Render every line of each item as a JSON list of strings, one string per line, leaving out blank lines.

════════

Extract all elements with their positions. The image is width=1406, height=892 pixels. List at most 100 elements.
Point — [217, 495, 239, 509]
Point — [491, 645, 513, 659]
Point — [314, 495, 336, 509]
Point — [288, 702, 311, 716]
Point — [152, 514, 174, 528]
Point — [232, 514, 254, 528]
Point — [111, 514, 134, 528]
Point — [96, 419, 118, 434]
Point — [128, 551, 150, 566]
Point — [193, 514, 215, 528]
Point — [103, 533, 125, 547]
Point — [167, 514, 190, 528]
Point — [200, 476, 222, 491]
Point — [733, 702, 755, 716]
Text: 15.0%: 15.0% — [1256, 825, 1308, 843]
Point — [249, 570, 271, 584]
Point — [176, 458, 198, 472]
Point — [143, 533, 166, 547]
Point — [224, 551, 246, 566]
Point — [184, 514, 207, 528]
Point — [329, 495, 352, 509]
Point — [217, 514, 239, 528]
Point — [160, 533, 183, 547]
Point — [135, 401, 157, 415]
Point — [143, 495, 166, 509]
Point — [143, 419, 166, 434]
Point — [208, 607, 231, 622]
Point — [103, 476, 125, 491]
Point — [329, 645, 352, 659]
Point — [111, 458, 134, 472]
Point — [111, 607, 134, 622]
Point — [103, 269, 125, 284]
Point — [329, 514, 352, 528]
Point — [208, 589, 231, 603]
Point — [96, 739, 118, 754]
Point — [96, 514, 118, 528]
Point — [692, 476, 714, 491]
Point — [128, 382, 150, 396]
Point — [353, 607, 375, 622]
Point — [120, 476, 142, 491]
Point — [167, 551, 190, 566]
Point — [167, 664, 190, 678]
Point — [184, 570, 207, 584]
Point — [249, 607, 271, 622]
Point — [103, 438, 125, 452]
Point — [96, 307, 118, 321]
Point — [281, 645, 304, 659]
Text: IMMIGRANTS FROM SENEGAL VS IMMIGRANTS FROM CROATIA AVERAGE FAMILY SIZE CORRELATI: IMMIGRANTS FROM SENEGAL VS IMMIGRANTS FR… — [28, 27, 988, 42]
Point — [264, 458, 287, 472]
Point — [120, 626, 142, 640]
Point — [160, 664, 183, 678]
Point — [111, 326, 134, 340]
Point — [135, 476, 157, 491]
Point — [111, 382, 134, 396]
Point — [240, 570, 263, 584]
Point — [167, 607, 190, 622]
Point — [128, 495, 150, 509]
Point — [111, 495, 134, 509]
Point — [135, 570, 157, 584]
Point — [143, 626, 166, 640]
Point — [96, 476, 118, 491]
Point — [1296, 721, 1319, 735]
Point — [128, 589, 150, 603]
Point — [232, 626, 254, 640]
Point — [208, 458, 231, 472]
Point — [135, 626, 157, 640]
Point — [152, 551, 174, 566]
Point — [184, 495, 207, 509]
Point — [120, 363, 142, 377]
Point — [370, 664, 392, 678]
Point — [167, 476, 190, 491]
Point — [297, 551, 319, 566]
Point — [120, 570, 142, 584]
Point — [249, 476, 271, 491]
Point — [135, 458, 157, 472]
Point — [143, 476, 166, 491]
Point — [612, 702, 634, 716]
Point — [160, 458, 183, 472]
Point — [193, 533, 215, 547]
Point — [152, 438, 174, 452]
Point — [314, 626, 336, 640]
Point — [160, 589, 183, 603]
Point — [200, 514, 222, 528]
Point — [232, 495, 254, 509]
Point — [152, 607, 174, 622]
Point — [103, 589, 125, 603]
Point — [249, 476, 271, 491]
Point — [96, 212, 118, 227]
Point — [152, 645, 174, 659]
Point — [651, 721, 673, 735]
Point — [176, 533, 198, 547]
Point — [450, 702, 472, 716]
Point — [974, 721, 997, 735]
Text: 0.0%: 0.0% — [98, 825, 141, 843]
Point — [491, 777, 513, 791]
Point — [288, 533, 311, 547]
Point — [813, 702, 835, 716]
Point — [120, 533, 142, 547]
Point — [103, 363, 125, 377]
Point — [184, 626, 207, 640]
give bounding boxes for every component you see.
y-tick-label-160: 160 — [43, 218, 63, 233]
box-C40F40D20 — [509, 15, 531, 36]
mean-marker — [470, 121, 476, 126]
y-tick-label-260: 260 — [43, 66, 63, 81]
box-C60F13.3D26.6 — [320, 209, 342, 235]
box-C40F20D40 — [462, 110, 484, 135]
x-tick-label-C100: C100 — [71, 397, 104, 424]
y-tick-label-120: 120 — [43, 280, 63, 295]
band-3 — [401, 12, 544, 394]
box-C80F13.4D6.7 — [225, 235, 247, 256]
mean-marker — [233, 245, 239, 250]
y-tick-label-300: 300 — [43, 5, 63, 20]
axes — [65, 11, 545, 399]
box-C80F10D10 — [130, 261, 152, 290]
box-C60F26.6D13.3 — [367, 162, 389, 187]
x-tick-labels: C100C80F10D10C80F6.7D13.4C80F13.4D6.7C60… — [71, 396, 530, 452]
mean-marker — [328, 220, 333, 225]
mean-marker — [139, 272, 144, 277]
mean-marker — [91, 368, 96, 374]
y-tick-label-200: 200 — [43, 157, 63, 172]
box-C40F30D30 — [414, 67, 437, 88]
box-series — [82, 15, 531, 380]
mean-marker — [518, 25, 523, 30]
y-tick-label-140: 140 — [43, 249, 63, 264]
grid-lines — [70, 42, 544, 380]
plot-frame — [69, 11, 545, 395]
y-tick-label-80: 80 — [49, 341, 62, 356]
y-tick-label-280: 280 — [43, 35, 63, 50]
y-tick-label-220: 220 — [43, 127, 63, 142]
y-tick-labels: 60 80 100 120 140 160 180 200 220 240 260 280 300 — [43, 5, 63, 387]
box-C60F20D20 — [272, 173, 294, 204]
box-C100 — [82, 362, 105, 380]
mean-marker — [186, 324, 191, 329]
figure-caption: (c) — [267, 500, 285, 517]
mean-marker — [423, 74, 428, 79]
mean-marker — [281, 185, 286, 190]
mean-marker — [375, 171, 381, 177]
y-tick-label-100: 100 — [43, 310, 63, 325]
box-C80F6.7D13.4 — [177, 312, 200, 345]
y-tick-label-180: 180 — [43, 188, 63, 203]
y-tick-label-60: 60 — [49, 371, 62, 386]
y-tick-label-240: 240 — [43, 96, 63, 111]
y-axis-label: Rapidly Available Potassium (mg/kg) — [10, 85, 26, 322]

════════

■ Correct result ■
[
  "Extract all elements with their positions. The image is width=1406, height=892 pixels. List at most 100 elements.",
  "Point — [217, 495, 239, 509]",
  "Point — [491, 645, 513, 659]",
  "Point — [314, 495, 336, 509]",
  "Point — [288, 702, 311, 716]",
  "Point — [152, 514, 174, 528]",
  "Point — [232, 514, 254, 528]",
  "Point — [111, 514, 134, 528]",
  "Point — [96, 419, 118, 434]",
  "Point — [128, 551, 150, 566]",
  "Point — [193, 514, 215, 528]",
  "Point — [103, 533, 125, 547]",
  "Point — [167, 514, 190, 528]",
  "Point — [200, 476, 222, 491]",
  "Point — [733, 702, 755, 716]",
  "Text: 15.0%: 15.0% — [1256, 825, 1308, 843]",
  "Point — [249, 570, 271, 584]",
  "Point — [176, 458, 198, 472]",
  "Point — [143, 533, 166, 547]",
  "Point — [224, 551, 246, 566]",
  "Point — [184, 514, 207, 528]",
  "Point — [329, 495, 352, 509]",
  "Point — [217, 514, 239, 528]",
  "Point — [160, 533, 183, 547]",
  "Point — [135, 401, 157, 415]",
  "Point — [143, 495, 166, 509]",
  "Point — [143, 419, 166, 434]",
  "Point — [208, 607, 231, 622]",
  "Point — [103, 476, 125, 491]",
  "Point — [329, 645, 352, 659]",
  "Point — [111, 458, 134, 472]",
  "Point — [111, 607, 134, 622]",
  "Point — [103, 269, 125, 284]",
  "Point — [329, 514, 352, 528]",
  "Point — [208, 589, 231, 603]",
  "Point — [96, 739, 118, 754]",
  "Point — [96, 514, 118, 528]",
  "Point — [692, 476, 714, 491]",
  "Point — [128, 382, 150, 396]",
  "Point — [353, 607, 375, 622]",
  "Point — [120, 476, 142, 491]",
  "Point — [167, 551, 190, 566]",
  "Point — [167, 664, 190, 678]",
  "Point — [184, 570, 207, 584]",
  "Point — [249, 607, 271, 622]",
  "Point — [103, 438, 125, 452]",
  "Point — [96, 307, 118, 321]",
  "Point — [281, 645, 304, 659]",
  "Text: IMMIGRANTS FROM SENEGAL VS IMMIGRANTS FROM CROATIA AVERAGE FAMILY SIZE CORRELATI: IMMIGRANTS FROM SENEGAL VS IMMIGRANTS FR… — [28, 27, 988, 42]",
  "Point — [264, 458, 287, 472]",
  "Point — [120, 626, 142, 640]",
  "Point — [160, 664, 183, 678]",
  "Point — [111, 326, 134, 340]",
  "Point — [135, 476, 157, 491]",
  "Point — [111, 382, 134, 396]",
  "Point — [240, 570, 263, 584]",
  "Point — [167, 607, 190, 622]",
  "Point — [128, 495, 150, 509]",
  "Point — [111, 495, 134, 509]",
  "Point — [135, 570, 157, 584]",
  "Point — [143, 626, 166, 640]",
  "Point — [96, 476, 118, 491]",
  "Point — [1296, 721, 1319, 735]",
  "Point — [128, 589, 150, 603]",
  "Point — [232, 626, 254, 640]",
  "Point — [208, 458, 231, 472]",
  "Point — [135, 626, 157, 640]",
  "Point — [152, 551, 174, 566]",
  "Point — [184, 495, 207, 509]",
  "Point — [120, 363, 142, 377]",
  "Point — [370, 664, 392, 678]",
  "Point — [167, 476, 190, 491]",
  "Point — [297, 551, 319, 566]",
  "Point — [120, 570, 142, 584]",
  "Point — [249, 476, 271, 491]",
  "Point — [135, 458, 157, 472]",
  "Point — [143, 476, 166, 491]",
  "Point — [612, 702, 634, 716]",
  "Point — [160, 458, 183, 472]",
  "Point — [193, 533, 215, 547]",
  "Point — [152, 438, 174, 452]",
  "Point — [314, 626, 336, 640]",
  "Point — [160, 589, 183, 603]",
  "Point — [200, 514, 222, 528]",
  "Point — [232, 495, 254, 509]",
  "Point — [152, 607, 174, 622]",
  "Point — [103, 589, 125, 603]",
  "Point — [249, 476, 271, 491]",
  "Point — [96, 212, 118, 227]",
  "Point — [152, 645, 174, 659]",
  "Point — [651, 721, 673, 735]",
  "Point — [176, 533, 198, 547]",
  "Point — [450, 702, 472, 716]",
  "Point — [974, 721, 997, 735]",
  "Text: 0.0%: 0.0% — [98, 825, 141, 843]",
  "Point — [491, 777, 513, 791]",
  "Point — [288, 533, 311, 547]",
  "Point — [813, 702, 835, 716]",
  "Point — [120, 533, 142, 547]",
  "Point — [103, 363, 125, 377]",
  "Point — [184, 626, 207, 640]",
  "give bounding boxes for every component you see.",
  "y-tick-label-160: 160 — [43, 218, 63, 233]",
  "box-C40F40D20 — [509, 15, 531, 36]",
  "mean-marker — [470, 121, 476, 126]",
  "y-tick-label-260: 260 — [43, 66, 63, 81]",
  "box-C60F13.3D26.6 — [320, 209, 342, 235]",
  "box-C40F20D40 — [462, 110, 484, 135]",
  "x-tick-label-C100: C100 — [71, 397, 104, 424]",
  "y-tick-label-120: 120 — [43, 280, 63, 295]",
  "band-3 — [401, 12, 544, 394]",
  "box-C80F13.4D6.7 — [225, 235, 247, 256]",
  "mean-marker — [233, 245, 239, 250]",
  "y-tick-label-300: 300 — [43, 5, 63, 20]",
  "axes — [65, 11, 545, 399]",
  "box-C80F10D10 — [130, 261, 152, 290]",
  "box-C60F26.6D13.3 — [367, 162, 389, 187]",
  "x-tick-labels: C100C80F10D10C80F6.7D13.4C80F13.4D6.7C60… — [71, 396, 530, 452]",
  "mean-marker — [328, 220, 333, 225]",
  "mean-marker — [139, 272, 144, 277]",
  "mean-marker — [91, 368, 96, 374]",
  "y-tick-label-200: 200 — [43, 157, 63, 172]",
  "box-C40F30D30 — [414, 67, 437, 88]",
  "box-series — [82, 15, 531, 380]",
  "mean-marker — [518, 25, 523, 30]",
  "y-tick-label-140: 140 — [43, 249, 63, 264]",
  "grid-lines — [70, 42, 544, 380]",
  "plot-frame — [69, 11, 545, 395]",
  "y-tick-label-80: 80 — [49, 341, 62, 356]",
  "y-tick-label-280: 280 — [43, 35, 63, 50]",
  "y-tick-label-220: 220 — [43, 127, 63, 142]",
  "y-tick-labels: 60 80 100 120 140 160 180 200 220 240 260 280 300 — [43, 5, 63, 387]",
  "box-C60F20D20 — [272, 173, 294, 204]",
  "box-C100 — [82, 362, 105, 380]",
  "mean-marker — [186, 324, 191, 329]",
  "figure-caption: (c) — [267, 500, 285, 517]",
  "mean-marker — [423, 74, 428, 79]",
  "mean-marker — [281, 185, 286, 190]",
  "mean-marker — [375, 171, 381, 177]",
  "y-tick-label-100: 100 — [43, 310, 63, 325]",
  "box-C80F6.7D13.4 — [177, 312, 200, 345]",
  "y-tick-label-180: 180 — [43, 188, 63, 203]",
  "y-tick-label-60: 60 — [49, 371, 62, 386]",
  "y-tick-label-240: 240 — [43, 96, 63, 111]",
  "y-axis-label: Rapidly Available Potassium (mg/kg) — [10, 85, 26, 322]"
]